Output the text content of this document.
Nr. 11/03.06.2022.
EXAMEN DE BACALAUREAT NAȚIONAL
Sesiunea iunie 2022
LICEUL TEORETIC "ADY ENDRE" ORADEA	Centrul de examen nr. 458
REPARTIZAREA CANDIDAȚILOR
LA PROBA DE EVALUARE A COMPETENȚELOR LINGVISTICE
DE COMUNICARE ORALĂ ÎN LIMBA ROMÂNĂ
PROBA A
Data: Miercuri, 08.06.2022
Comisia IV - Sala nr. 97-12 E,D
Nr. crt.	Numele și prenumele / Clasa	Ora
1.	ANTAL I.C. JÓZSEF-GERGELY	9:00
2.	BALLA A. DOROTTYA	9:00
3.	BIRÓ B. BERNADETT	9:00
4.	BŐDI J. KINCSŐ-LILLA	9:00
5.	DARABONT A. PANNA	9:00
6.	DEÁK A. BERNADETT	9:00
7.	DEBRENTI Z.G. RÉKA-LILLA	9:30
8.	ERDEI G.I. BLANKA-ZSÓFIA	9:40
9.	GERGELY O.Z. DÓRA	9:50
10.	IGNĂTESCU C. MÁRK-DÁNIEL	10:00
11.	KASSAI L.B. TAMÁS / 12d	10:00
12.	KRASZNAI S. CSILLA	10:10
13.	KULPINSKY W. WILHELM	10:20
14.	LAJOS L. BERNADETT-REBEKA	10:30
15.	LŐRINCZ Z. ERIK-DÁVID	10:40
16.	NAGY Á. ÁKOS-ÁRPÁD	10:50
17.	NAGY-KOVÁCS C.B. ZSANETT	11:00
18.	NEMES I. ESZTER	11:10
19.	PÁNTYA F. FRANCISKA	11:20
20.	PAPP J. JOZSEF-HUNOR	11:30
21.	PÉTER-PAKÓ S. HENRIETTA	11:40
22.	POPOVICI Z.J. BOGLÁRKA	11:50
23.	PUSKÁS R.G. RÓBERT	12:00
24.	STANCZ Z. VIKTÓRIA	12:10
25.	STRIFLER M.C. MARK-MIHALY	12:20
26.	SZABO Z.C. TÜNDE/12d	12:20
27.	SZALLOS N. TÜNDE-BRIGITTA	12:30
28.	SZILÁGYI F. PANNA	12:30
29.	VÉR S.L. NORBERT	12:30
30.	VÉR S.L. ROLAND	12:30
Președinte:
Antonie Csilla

* [TASK PROMPT]
Repeat the lines above exactly.

* [TASK SOLUTION]
Output the text content of this document.
Nr. 11/03.06.2022.
EXAMEN DE BACALAUREAT NAȚIONAL
Sesiunea iunie 2022
LICEUL TEORETIC "ADY ENDRE" ORADEA	Centrul de examen nr. 458
REPARTIZAREA CANDIDAȚILOR
LA PROBA DE EVALUARE A COMPETENȚELOR LINGVISTICE
DE COMUNICARE ORALĂ ÎN LIMBA ROMÂNĂ
PROBA A
Data: Miercuri, 08.06.2022
Comisia IV - Sala nr. 97-12 E,D
Nr. crt.	Numele și prenumele / Clasa	Ora
1.	ANTAL I.C. JÓZSEF-GERGELY	9:00
2.	BALLA A. DOROTTYA	9:00
3.	BIRÓ B. BERNADETT	9:00
4.	BŐDI J. KINCSŐ-LILLA	9:00
5.	DARABONT A. PANNA	9:00
6.	DEÁK A. BERNADETT	9:00
7.	DEBRENTI Z.G. RÉKA-LILLA	9:30
8.	ERDEI G.I. BLANKA-ZSÓFIA	9:40
9.	GERGELY O.Z. DÓRA	9:50
10.	IGNĂTESCU C. MÁRK-DÁNIEL	10:00
11.	KASSAI L.B. TAMÁS / 12d	10:00
12.	KRASZNAI S. CSILLA	10:10
13.	KULPINSKY W. WILHELM	10:20
14.	LAJOS L. BERNADETT-REBEKA	10:30
15.	LŐRINCZ Z. ERIK-DÁVID	10:40
16.	NAGY Á. ÁKOS-ÁRPÁD	10:50
17.	NAGY-KOVÁCS C.B. ZSANETT	11:00
18.	NEMES I. ESZTER	11:10
19.	PÁNTYA F. FRANCISKA	11:20
20.	PAPP J. JOZSEF-HUNOR	11:30
21.	PÉTER-PAKÓ S. HENRIETTA	11:40
22.	POPOVICI Z.J. BOGLÁRKA	11:50
23.	PUSKÁS R.G. RÓBERT	12:00
24.	STANCZ Z. VIKTÓRIA	12:10
25.	STRIFLER M.C. MARK-MIHALY	12:20
26.	SZABO Z.C. TÜNDE/12d	12:20
27.	SZALLOS N. TÜNDE-BRIGITTA	12:30
28.	SZILÁGYI F. PANNA	12:30
29.	VÉR S.L. NORBERT	12:30
30.	VÉR S.L. ROLAND	12:30
Președinte:
Antonie Csilla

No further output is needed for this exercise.